### YOUR INSTRUCTIONS
Copy every line, leaving nothing out and adding nothing.

Items from a data source:
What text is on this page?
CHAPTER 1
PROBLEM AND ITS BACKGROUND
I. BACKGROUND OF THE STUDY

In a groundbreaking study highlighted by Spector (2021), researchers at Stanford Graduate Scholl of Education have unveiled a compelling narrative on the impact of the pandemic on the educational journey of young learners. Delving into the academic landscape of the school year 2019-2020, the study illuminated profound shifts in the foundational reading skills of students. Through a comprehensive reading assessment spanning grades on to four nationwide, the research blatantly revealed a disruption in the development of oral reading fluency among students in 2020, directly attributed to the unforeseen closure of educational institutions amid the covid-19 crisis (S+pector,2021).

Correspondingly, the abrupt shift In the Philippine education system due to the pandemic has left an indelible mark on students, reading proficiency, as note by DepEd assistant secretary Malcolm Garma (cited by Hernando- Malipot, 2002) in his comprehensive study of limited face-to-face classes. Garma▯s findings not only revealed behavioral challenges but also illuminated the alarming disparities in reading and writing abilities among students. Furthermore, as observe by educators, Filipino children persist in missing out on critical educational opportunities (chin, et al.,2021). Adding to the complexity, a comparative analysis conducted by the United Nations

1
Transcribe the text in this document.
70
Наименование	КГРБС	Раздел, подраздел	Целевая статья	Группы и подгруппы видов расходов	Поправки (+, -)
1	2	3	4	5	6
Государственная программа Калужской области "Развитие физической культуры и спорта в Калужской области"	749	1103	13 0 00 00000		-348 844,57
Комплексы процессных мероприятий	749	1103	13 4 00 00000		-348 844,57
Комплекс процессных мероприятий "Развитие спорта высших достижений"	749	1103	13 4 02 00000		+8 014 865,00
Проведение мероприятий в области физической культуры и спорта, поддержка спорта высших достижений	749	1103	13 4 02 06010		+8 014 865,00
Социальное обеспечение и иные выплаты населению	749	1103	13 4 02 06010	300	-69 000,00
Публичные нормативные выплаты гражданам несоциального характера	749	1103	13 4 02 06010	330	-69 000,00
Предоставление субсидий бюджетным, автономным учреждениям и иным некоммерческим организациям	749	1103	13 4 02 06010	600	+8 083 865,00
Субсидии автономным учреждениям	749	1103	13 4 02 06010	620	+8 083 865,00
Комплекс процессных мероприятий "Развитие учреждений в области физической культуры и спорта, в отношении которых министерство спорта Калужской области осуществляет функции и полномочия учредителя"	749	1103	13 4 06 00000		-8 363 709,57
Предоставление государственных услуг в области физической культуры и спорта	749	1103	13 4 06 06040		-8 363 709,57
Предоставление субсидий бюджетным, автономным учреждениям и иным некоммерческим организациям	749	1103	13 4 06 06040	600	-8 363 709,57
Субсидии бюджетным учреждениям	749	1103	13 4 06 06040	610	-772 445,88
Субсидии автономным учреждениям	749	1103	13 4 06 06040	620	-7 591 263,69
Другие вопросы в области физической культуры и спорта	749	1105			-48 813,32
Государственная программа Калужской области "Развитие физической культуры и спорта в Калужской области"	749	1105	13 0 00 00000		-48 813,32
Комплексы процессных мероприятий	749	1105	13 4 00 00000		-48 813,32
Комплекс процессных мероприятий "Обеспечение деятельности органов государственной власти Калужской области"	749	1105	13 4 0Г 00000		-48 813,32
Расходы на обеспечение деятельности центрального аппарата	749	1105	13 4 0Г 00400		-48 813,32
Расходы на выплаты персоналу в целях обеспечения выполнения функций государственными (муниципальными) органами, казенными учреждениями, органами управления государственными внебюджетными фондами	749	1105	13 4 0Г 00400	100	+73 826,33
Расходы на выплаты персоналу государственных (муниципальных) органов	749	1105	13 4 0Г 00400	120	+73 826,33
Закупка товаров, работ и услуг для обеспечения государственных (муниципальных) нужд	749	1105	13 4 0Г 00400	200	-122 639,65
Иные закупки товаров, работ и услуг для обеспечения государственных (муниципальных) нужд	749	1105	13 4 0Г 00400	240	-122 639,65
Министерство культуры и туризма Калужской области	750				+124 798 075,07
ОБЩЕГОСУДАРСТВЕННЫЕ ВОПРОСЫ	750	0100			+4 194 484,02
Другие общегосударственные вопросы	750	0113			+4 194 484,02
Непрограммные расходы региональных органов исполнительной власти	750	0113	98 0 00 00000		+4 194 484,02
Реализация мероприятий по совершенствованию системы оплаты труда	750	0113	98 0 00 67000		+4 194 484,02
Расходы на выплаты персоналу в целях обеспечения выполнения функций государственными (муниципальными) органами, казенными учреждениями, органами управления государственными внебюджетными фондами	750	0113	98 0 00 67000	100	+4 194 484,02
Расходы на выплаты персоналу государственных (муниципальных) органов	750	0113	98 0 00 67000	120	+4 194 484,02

### RESPONSE TO THIS TASK
What text is on this page?
CHAPTER 1
PROBLEM AND ITS BACKGROUND
I. BACKGROUND OF THE STUDY

In a groundbreaking study highlighted by Spector (2021), researchers at Stanford Graduate Scholl of Education have unveiled a compelling narrative on the impact of the pandemic on the educational journey of young learners. Delving into the academic landscape of the school year 2019-2020, the study illuminated profound shifts in the foundational reading skills of students. Through a comprehensive reading assessment spanning grades on to four nationwide, the research blatantly revealed a disruption in the development of oral reading fluency among students in 2020, directly attributed to the unforeseen closure of educational institutions amid the covid-19 crisis (S+pector,2021).

Correspondingly, the abrupt shift In the Philippine education system due to the pandemic has left an indelible mark on students, reading proficiency, as note by DepEd assistant secretary Malcolm Garma (cited by Hernando- Malipot, 2002) in his comprehensive study of limited face-to-face classes. Garma▯s findings not only revealed behavioral challenges but also illuminated the alarming disparities in reading and writing abilities among students. Furthermore, as observe by educators, Filipino children persist in missing out on critical educational opportunities (chin, et al.,2021). Adding to the complexity, a comparative analysis conducted by the United Nations

1
Transcribe the text in this document.
70
Наименование	КГРБС	Раздел, подраздел	Целевая статья	Группы и подгруппы видов расходов	Поправки (+, -)
1	2	3	4	5	6
Государственная программа Калужской области "Развитие физической культуры и спорта в Калужской области"	749	1103	13 0 00 00000		-348 844,57
Комплексы процессных мероприятий	749	1103	13 4 00 00000		-348 844,57
Комплекс процессных мероприятий "Развитие спорта высших достижений"	749	1103	13 4 02 00000		+8 014 865,00
Проведение мероприятий в области физической культуры и спорта, поддержка спорта высших достижений	749	1103	13 4 02 06010		+8 014 865,00
Социальное обеспечение и иные выплаты населению	749	1103	13 4 02 06010	300	-69 000,00
Публичные нормативные выплаты гражданам несоциального характера	749	1103	13 4 02 06010	330	-69 000,00
Предоставление субсидий бюджетным, автономным учреждениям и иным некоммерческим организациям	749	1103	13 4 02 06010	600	+8 083 865,00
Субсидии автономным учреждениям	749	1103	13 4 02 06010	620	+8 083 865,00
Комплекс процессных мероприятий "Развитие учреждений в области физической культуры и спорта, в отношении которых министерство спорта Калужской области осуществляет функции и полномочия учредителя"	749	1103	13 4 06 00000		-8 363 709,57
Предоставление государственных услуг в области физической культуры и спорта	749	1103	13 4 06 06040		-8 363 709,57
Предоставление субсидий бюджетным, автономным учреждениям и иным некоммерческим организациям	749	1103	13 4 06 06040	600	-8 363 709,57
Субсидии бюджетным учреждениям	749	1103	13 4 06 06040	610	-772 445,88
Субсидии автономным учреждениям	749	1103	13 4 06 06040	620	-7 591 263,69
Другие вопросы в области физической культуры и спорта	749	1105			-48 813,32
Государственная программа Калужской области "Развитие физической культуры и спорта в Калужской области"	749	1105	13 0 00 00000		-48 813,32
Комплексы процессных мероприятий	749	1105	13 4 00 00000		-48 813,32
Комплекс процессных мероприятий "Обеспечение деятельности органов государственной власти Калужской области"	749	1105	13 4 0Г 00000		-48 813,32
Расходы на обеспечение деятельности центрального аппарата	749	1105	13 4 0Г 00400		-48 813,32
Расходы на выплаты персоналу в целях обеспечения выполнения функций государственными (муниципальными) органами, казенными учреждениями, органами управления государственными внебюджетными фондами	749	1105	13 4 0Г 00400	100	+73 826,33
Расходы на выплаты персоналу государственных (муниципальных) органов	749	1105	13 4 0Г 00400	120	+73 826,33
Закупка товаров, работ и услуг для обеспечения государственных (муниципальных) нужд	749	1105	13 4 0Г 00400	200	-122 639,65
Иные закупки товаров, работ и услуг для обеспечения государственных (муниципальных) нужд	749	1105	13 4 0Г 00400	240	-122 639,65
Министерство культуры и туризма Калужской области	750				+124 798 075,07
ОБЩЕГОСУДАРСТВЕННЫЕ ВОПРОСЫ	750	0100			+4 194 484,02
Другие общегосударственные вопросы	750	0113			+4 194 484,02
Непрограммные расходы региональных органов исполнительной власти	750	0113	98 0 00 00000		+4 194 484,02
Реализация мероприятий по совершенствованию системы оплаты труда	750	0113	98 0 00 67000		+4 194 484,02
Расходы на выплаты персоналу в целях обеспечения выполнения функций государственными (муниципальными) органами, казенными учреждениями, органами управления государственными внебюджетными фондами	750	0113	98 0 00 67000	100	+4 194 484,02
Расходы на выплаты персоналу государственных (муниципальных) органов	750	0113	98 0 00 67000	120	+4 194 484,02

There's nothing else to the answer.